● **TASK INSTRUCTIONS**
Return every line of the items below that contains the string "终端用户", matching case exactly.

--------------------------------

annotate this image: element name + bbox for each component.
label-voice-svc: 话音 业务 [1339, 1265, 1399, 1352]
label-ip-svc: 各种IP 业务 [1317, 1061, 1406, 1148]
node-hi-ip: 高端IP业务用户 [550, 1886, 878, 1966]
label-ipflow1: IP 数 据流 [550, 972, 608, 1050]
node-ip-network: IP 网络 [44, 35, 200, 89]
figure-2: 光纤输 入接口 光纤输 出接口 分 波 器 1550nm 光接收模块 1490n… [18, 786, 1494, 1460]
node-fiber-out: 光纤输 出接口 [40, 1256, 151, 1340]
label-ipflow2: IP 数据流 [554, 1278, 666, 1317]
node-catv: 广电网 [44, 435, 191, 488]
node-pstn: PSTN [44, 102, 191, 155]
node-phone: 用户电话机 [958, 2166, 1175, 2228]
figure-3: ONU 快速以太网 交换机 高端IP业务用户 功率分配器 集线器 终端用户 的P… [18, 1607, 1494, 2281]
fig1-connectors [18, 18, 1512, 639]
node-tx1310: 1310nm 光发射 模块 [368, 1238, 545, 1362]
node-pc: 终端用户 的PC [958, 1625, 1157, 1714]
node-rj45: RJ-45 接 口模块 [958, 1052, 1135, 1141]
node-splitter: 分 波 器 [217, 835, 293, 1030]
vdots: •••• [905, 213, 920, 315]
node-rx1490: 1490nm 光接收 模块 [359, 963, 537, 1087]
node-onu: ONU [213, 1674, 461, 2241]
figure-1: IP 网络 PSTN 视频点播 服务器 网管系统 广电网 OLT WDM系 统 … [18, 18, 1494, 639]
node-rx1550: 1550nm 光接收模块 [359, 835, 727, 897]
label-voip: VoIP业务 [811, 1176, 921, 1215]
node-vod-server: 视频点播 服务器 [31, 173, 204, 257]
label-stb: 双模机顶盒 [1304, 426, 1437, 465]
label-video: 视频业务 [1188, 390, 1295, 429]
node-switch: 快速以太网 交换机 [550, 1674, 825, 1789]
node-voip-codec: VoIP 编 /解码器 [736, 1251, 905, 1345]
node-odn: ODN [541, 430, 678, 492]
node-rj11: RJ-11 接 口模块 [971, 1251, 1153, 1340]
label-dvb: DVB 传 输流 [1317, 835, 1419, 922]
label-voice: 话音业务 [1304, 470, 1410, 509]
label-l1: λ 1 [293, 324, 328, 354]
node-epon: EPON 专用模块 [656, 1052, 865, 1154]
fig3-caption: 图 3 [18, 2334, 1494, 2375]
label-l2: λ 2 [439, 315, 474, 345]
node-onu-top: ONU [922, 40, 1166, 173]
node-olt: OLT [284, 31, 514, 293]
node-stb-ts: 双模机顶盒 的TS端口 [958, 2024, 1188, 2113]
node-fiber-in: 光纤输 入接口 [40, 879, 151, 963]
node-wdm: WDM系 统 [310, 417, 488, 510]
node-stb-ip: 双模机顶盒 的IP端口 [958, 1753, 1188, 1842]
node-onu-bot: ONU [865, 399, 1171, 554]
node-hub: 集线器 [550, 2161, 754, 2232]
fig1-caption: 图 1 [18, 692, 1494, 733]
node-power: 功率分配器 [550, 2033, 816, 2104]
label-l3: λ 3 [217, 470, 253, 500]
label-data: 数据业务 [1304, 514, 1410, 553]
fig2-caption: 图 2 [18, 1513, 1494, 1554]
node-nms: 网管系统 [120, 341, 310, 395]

--------------------------------

● **FINISHED TASK**
figure-3: ONU 快速以太网 交换机 高端IP业务用户 功率分配器 集线器 终端用户 的P… [18, 1607, 1494, 2281]
node-pc: 终端用户 的PC [958, 1625, 1157, 1714]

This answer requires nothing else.